(What is required): Among the entries below, find every line that has "JSON" and pull it out.

[Records for this task — start]

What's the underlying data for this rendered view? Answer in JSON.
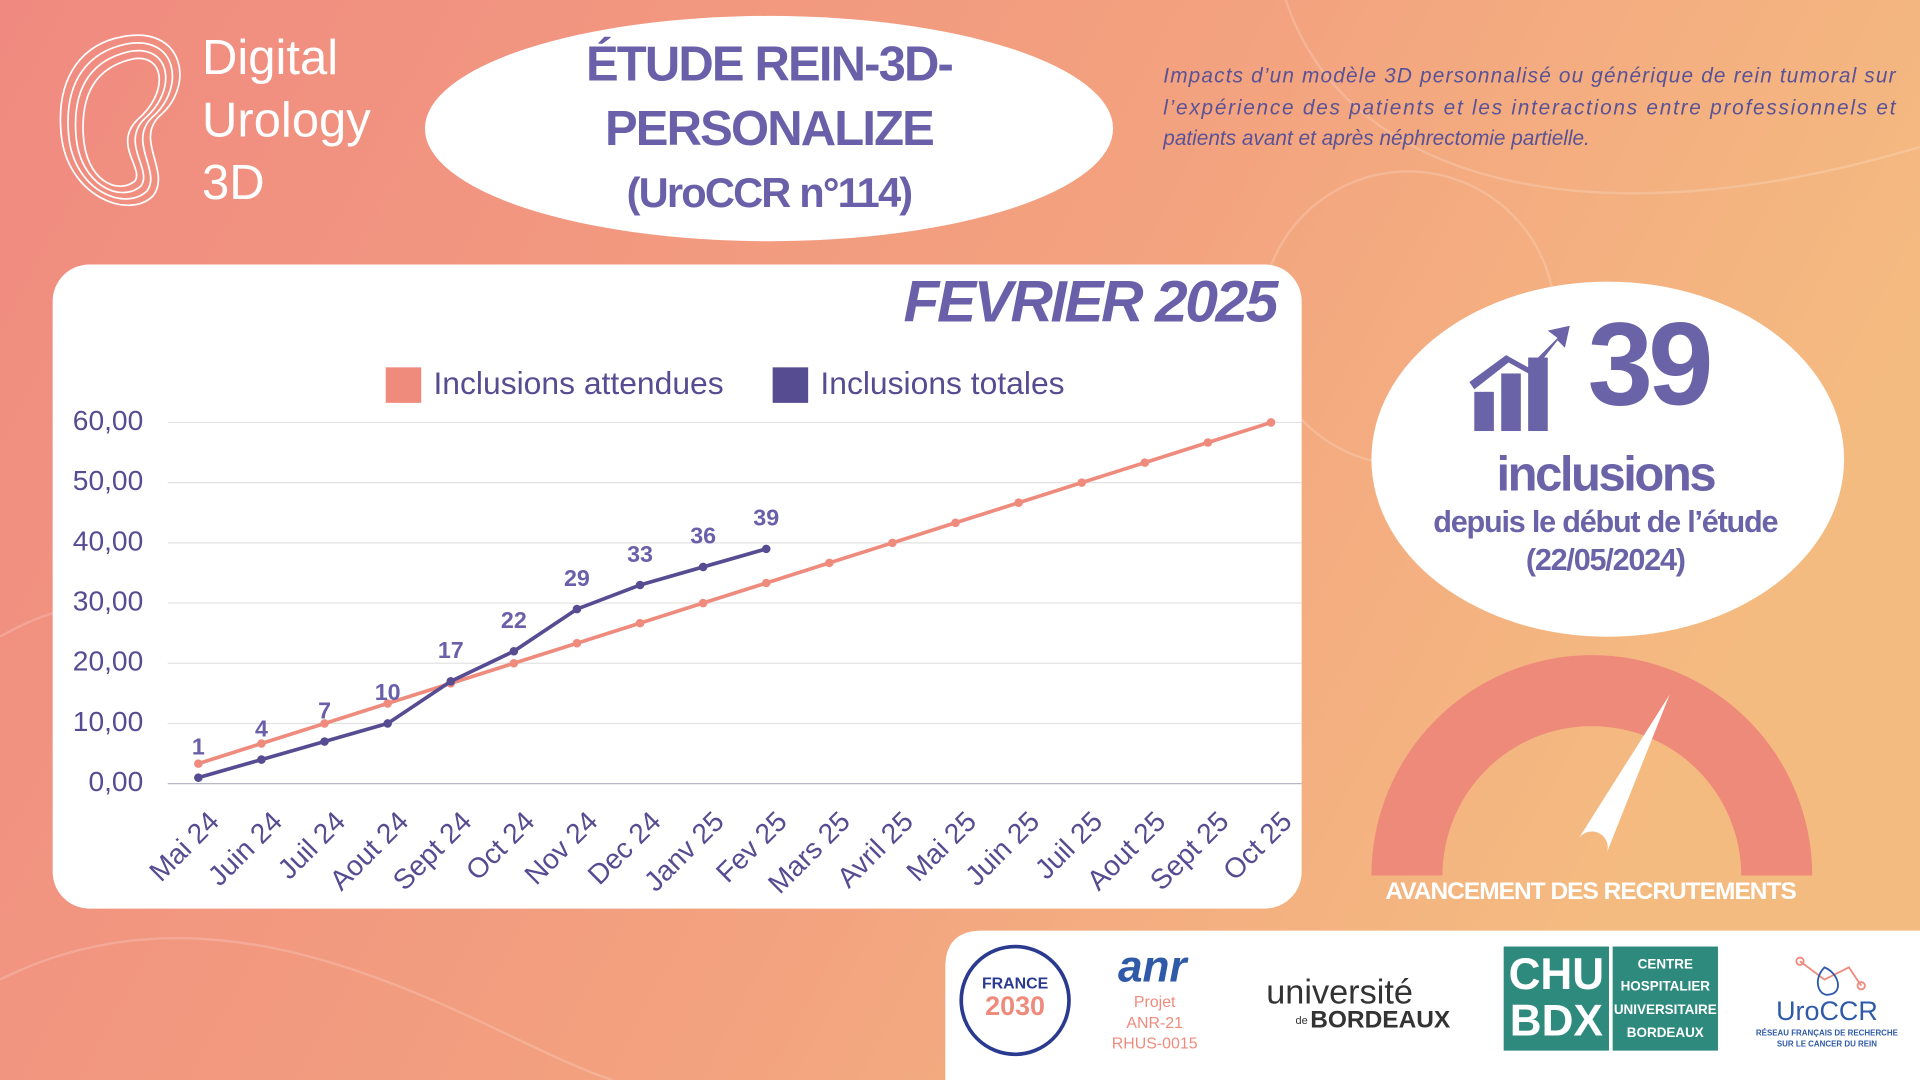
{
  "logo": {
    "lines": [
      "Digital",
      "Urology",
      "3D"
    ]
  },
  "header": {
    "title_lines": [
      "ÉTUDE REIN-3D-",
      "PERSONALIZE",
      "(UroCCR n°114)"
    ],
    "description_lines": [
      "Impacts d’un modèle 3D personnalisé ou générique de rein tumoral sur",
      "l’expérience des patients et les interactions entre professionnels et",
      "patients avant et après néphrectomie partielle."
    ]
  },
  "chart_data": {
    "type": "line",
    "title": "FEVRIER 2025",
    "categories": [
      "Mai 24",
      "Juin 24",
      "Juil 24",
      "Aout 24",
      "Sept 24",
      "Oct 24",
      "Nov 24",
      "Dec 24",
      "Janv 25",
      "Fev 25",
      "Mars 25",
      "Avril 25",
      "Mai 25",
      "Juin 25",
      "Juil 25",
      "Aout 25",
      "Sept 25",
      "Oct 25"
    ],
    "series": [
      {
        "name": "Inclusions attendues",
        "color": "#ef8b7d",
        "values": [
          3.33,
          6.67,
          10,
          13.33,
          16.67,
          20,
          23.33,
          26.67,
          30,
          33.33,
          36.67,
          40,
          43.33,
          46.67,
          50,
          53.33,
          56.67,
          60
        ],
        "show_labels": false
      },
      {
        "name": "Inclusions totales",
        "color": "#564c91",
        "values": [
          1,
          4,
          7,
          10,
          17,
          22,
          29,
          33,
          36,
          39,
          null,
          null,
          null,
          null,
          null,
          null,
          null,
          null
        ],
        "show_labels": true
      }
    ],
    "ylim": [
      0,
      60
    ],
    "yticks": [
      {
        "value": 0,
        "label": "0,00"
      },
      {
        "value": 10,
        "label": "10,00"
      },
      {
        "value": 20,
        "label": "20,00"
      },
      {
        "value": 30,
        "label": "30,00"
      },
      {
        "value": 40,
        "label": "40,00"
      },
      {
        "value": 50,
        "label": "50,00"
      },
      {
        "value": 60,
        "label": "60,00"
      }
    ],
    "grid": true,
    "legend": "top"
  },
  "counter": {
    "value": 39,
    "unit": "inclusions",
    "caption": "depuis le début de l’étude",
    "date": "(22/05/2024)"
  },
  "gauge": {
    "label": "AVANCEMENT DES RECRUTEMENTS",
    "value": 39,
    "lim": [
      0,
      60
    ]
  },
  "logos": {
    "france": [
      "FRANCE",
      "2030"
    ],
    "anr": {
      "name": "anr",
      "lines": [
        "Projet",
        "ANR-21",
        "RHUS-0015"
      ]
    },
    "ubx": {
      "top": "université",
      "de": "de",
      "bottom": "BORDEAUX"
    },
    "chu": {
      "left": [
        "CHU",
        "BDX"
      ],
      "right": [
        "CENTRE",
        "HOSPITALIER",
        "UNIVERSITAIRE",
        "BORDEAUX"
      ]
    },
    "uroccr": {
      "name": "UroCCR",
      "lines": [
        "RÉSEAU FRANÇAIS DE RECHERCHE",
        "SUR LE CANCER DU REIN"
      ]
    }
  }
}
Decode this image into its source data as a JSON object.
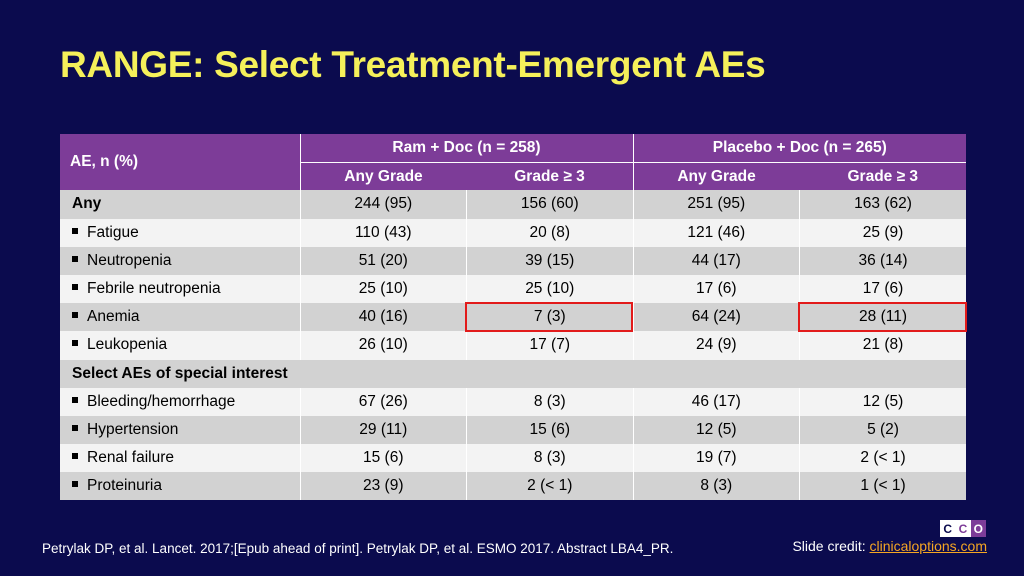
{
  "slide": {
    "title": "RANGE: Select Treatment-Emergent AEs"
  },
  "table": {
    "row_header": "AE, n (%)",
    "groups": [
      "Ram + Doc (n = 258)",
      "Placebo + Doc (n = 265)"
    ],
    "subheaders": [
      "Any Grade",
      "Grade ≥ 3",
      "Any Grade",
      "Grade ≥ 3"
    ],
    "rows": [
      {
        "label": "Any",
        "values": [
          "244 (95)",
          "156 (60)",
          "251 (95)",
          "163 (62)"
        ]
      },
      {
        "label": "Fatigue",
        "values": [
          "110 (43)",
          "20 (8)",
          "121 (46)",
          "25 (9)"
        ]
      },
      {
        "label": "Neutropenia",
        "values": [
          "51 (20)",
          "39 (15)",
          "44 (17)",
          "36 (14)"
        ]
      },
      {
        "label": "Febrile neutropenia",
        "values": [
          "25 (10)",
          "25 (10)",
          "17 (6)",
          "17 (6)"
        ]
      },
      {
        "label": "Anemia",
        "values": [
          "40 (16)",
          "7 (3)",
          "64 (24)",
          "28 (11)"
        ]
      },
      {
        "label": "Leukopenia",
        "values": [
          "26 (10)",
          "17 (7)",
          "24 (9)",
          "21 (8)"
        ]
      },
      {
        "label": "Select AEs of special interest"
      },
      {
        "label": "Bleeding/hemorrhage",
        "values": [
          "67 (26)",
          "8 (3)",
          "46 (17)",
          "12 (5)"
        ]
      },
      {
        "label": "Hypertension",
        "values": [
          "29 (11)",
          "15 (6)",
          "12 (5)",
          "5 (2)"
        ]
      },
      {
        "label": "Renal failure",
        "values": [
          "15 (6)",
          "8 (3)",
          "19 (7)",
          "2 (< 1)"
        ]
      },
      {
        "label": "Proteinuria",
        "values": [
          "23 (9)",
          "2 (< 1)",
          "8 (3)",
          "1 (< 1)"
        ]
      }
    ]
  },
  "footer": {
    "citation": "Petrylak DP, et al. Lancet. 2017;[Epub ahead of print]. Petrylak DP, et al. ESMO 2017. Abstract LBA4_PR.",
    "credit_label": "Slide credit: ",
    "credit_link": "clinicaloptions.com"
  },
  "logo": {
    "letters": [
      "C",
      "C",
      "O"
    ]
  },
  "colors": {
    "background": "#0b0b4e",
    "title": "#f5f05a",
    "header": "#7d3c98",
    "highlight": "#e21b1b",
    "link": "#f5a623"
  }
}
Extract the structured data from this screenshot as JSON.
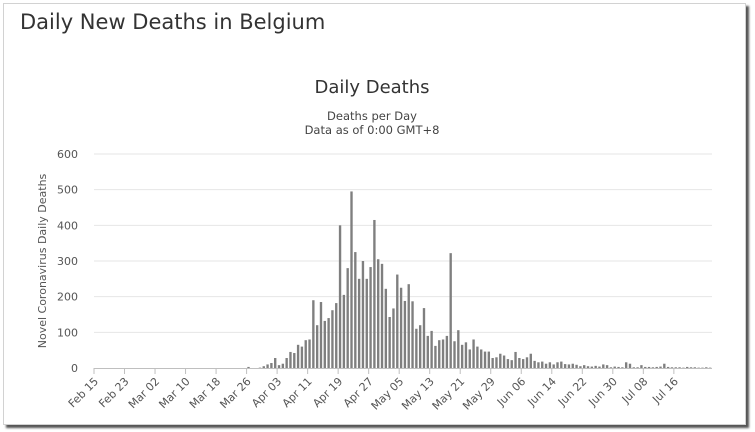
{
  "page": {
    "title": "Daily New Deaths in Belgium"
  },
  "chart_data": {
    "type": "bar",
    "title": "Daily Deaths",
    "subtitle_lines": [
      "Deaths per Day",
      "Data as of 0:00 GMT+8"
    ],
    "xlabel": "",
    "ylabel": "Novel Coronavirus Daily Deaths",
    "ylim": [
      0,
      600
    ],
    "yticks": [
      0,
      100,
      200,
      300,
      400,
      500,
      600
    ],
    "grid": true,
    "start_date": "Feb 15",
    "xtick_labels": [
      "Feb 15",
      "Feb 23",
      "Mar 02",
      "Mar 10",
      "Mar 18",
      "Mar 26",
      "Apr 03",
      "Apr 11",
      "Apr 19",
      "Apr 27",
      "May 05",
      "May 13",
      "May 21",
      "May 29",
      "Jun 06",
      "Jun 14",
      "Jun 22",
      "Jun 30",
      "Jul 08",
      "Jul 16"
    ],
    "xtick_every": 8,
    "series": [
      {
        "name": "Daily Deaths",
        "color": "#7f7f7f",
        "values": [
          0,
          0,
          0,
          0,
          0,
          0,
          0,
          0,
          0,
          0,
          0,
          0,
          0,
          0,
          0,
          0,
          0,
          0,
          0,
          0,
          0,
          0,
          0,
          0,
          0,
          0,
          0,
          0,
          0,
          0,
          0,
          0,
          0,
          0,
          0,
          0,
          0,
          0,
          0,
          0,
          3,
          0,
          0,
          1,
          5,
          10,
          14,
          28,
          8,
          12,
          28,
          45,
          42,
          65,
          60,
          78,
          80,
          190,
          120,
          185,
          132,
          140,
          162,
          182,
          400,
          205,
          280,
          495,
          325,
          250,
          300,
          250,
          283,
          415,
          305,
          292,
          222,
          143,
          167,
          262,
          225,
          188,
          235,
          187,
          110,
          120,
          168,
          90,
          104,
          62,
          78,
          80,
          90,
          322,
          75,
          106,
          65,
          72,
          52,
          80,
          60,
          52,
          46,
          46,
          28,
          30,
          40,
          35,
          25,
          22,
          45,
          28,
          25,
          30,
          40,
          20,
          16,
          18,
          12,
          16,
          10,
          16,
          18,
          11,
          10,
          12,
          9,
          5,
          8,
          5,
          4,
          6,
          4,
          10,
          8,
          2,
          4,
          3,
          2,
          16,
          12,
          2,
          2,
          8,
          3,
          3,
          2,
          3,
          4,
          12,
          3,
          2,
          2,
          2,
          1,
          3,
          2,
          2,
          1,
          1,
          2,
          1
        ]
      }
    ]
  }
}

[Records for this task — finish]

(Reply):
What's the underlying data for this rendered view? Answer in JSON.
Decode this image into its source data as a JSON object.
Extract the structured data from this screenshot as JSON.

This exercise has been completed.